*Directions for this task*
Where the string "subject" occurs in the material below, report the whole line.

[Recorded data start]

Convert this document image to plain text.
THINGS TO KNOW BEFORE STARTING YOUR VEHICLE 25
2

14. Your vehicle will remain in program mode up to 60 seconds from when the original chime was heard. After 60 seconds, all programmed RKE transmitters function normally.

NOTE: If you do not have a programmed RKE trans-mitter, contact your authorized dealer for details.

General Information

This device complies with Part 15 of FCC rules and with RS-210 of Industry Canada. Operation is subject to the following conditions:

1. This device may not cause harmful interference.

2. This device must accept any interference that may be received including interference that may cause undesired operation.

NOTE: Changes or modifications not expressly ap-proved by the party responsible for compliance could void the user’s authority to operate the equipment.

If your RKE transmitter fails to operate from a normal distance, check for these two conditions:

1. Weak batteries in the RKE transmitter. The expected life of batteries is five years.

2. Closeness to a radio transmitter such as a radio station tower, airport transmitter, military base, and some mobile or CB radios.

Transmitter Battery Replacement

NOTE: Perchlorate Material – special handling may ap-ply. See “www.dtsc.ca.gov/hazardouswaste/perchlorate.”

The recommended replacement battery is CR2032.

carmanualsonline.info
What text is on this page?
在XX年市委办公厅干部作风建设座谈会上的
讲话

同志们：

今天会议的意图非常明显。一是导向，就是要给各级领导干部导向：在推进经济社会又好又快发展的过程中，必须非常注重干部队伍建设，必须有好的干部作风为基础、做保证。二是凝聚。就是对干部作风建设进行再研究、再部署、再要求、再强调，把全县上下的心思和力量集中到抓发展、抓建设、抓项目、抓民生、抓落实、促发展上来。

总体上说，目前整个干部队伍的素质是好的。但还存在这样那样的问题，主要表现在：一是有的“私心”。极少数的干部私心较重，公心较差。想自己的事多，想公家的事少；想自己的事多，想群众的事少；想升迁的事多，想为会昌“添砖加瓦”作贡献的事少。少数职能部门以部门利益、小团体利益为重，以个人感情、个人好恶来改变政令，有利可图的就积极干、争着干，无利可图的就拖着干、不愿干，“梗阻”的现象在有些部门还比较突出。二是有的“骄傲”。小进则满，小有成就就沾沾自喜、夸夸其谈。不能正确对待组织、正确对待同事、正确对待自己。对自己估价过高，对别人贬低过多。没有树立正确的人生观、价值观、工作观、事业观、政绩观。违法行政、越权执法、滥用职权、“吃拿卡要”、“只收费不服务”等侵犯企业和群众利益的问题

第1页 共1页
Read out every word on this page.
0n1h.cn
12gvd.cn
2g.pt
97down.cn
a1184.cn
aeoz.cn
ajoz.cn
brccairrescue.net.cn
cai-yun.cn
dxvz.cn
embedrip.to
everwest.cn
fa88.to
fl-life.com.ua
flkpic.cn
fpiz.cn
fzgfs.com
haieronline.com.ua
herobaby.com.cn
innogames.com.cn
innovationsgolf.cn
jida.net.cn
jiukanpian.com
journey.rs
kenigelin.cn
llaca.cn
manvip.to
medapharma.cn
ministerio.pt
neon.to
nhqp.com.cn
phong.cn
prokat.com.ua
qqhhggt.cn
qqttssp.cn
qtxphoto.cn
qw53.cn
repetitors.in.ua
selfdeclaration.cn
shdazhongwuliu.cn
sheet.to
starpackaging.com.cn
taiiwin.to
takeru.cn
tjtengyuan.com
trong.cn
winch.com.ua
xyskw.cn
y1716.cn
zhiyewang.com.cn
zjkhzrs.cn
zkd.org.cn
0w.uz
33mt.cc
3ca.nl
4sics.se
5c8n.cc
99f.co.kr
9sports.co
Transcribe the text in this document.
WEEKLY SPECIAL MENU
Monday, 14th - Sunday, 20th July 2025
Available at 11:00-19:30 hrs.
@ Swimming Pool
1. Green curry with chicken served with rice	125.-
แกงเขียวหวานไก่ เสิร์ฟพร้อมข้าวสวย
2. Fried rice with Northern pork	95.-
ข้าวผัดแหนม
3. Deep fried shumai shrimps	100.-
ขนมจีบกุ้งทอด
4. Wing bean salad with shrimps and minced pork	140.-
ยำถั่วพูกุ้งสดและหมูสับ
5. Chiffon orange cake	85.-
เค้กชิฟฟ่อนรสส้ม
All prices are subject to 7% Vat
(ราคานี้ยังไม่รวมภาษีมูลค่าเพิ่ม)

[Recorded data end]

*The response*
This device complies with Part 15 of FCC rules and with RS-210 of Industry Canada. Operation is subject to the following conditions:
All prices are subject to 7% Vat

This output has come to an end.